# WORK TO DO
Extract and list every line that contains the word "Usage".

Records that describe figures

--- --- ---

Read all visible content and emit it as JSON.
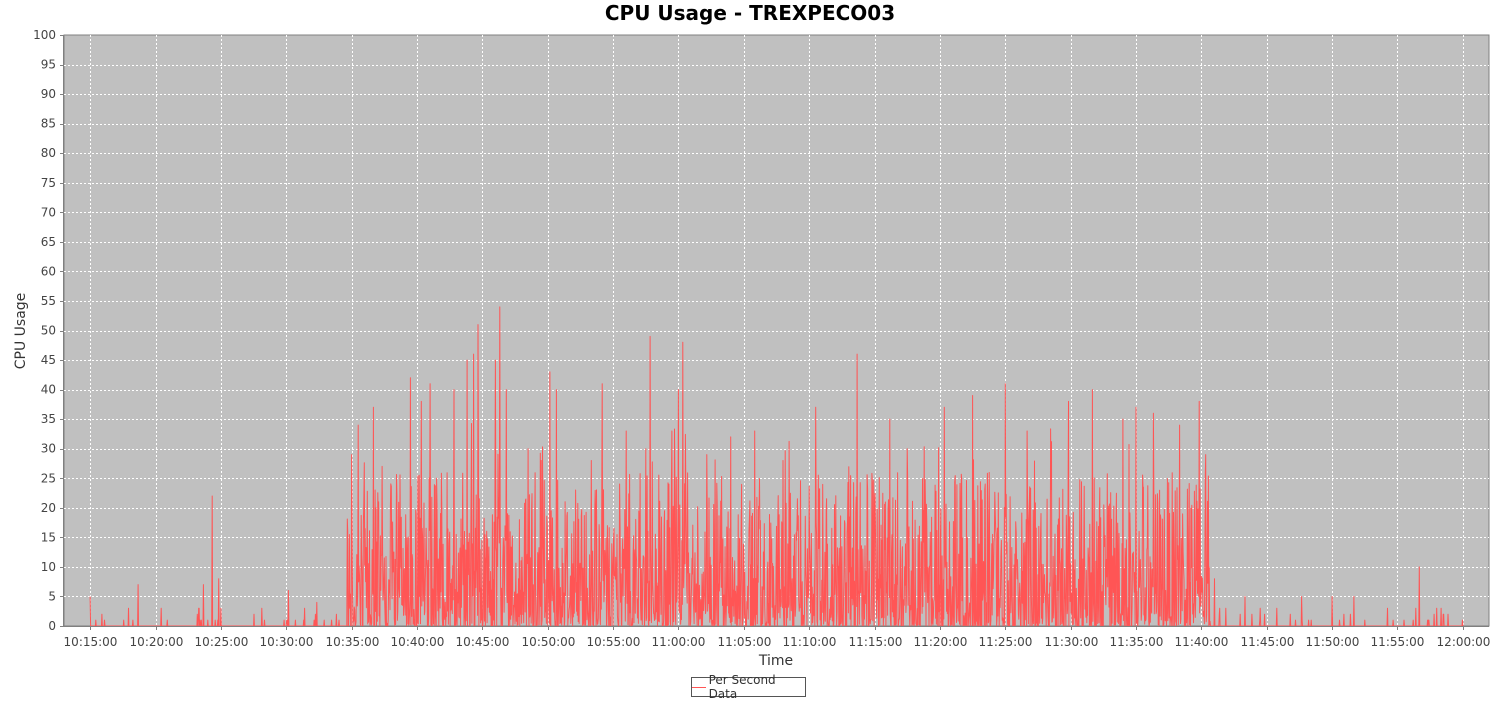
{
  "chart_data": {
    "type": "line",
    "title": "CPU Usage - TREXPECO03",
    "xlabel": "Time",
    "ylabel": "CPU Usage",
    "ylim": [
      0,
      100
    ],
    "y_ticks": [
      0,
      5,
      10,
      15,
      20,
      25,
      30,
      35,
      40,
      45,
      50,
      55,
      60,
      65,
      70,
      75,
      80,
      85,
      90,
      95,
      100
    ],
    "x_ticks": [
      "10:15:00",
      "10:20:00",
      "10:25:00",
      "10:30:00",
      "10:35:00",
      "10:40:00",
      "10:45:00",
      "10:50:00",
      "10:55:00",
      "11:00:00",
      "11:05:00",
      "11:10:00",
      "11:15:00",
      "11:20:00",
      "11:25:00",
      "11:30:00",
      "11:35:00",
      "11:40:00",
      "11:45:00",
      "11:50:00",
      "11:55:00",
      "12:00:00"
    ],
    "xlim": [
      "10:13:00",
      "12:02:00"
    ],
    "grid": true,
    "legend_position": "bottom-center",
    "series": [
      {
        "name": "Per Second Data",
        "color": "#ff5555",
        "resolution": "per second",
        "peaks": [
          {
            "time": "10:15:00",
            "value": 5
          },
          {
            "time": "10:18:40",
            "value": 7
          },
          {
            "time": "10:23:40",
            "value": 7
          },
          {
            "time": "10:24:20",
            "value": 22
          },
          {
            "time": "10:24:50",
            "value": 8
          },
          {
            "time": "10:30:10",
            "value": 6
          },
          {
            "time": "10:32:20",
            "value": 4
          },
          {
            "time": "10:35:00",
            "value": 29
          },
          {
            "time": "10:35:30",
            "value": 34
          },
          {
            "time": "10:36:40",
            "value": 37
          },
          {
            "time": "10:37:20",
            "value": 27
          },
          {
            "time": "10:39:30",
            "value": 42
          },
          {
            "time": "10:40:20",
            "value": 38
          },
          {
            "time": "10:41:00",
            "value": 41
          },
          {
            "time": "10:42:50",
            "value": 40
          },
          {
            "time": "10:43:50",
            "value": 45
          },
          {
            "time": "10:44:20",
            "value": 46
          },
          {
            "time": "10:44:40",
            "value": 51
          },
          {
            "time": "10:46:00",
            "value": 45
          },
          {
            "time": "10:46:20",
            "value": 54
          },
          {
            "time": "10:46:50",
            "value": 40
          },
          {
            "time": "10:48:30",
            "value": 30
          },
          {
            "time": "10:49:30",
            "value": 28
          },
          {
            "time": "10:50:10",
            "value": 43
          },
          {
            "time": "10:50:40",
            "value": 40
          },
          {
            "time": "10:53:20",
            "value": 28
          },
          {
            "time": "10:54:10",
            "value": 41
          },
          {
            "time": "10:56:00",
            "value": 33
          },
          {
            "time": "10:57:30",
            "value": 30
          },
          {
            "time": "10:57:50",
            "value": 49
          },
          {
            "time": "10:59:30",
            "value": 33
          },
          {
            "time": "11:00:00",
            "value": 40
          },
          {
            "time": "11:00:20",
            "value": 48
          },
          {
            "time": "11:02:10",
            "value": 29
          },
          {
            "time": "11:04:00",
            "value": 32
          },
          {
            "time": "11:05:50",
            "value": 33
          },
          {
            "time": "11:08:00",
            "value": 28
          },
          {
            "time": "11:10:30",
            "value": 37
          },
          {
            "time": "11:13:40",
            "value": 46
          },
          {
            "time": "11:16:10",
            "value": 35
          },
          {
            "time": "11:17:30",
            "value": 30
          },
          {
            "time": "11:20:20",
            "value": 37
          },
          {
            "time": "11:22:30",
            "value": 39
          },
          {
            "time": "11:25:00",
            "value": 41
          },
          {
            "time": "11:26:40",
            "value": 33
          },
          {
            "time": "11:29:50",
            "value": 38
          },
          {
            "time": "11:31:40",
            "value": 40
          },
          {
            "time": "11:34:00",
            "value": 35
          },
          {
            "time": "11:35:00",
            "value": 37
          },
          {
            "time": "11:36:20",
            "value": 36
          },
          {
            "time": "11:38:20",
            "value": 34
          },
          {
            "time": "11:39:50",
            "value": 38
          },
          {
            "time": "11:40:20",
            "value": 29
          },
          {
            "time": "11:41:00",
            "value": 8
          },
          {
            "time": "11:43:20",
            "value": 5
          },
          {
            "time": "11:47:40",
            "value": 5
          },
          {
            "time": "11:50:00",
            "value": 5
          },
          {
            "time": "11:51:40",
            "value": 5
          },
          {
            "time": "11:56:40",
            "value": 10
          },
          {
            "time": "11:58:20",
            "value": 3
          },
          {
            "time": "12:00:00",
            "value": 0
          }
        ]
      }
    ]
  }
}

--- --- ---

# ANSWER FOR THIS EXERCISE
    "title": "CPU Usage - TREXPECO03",
    "ylabel": "CPU Usage",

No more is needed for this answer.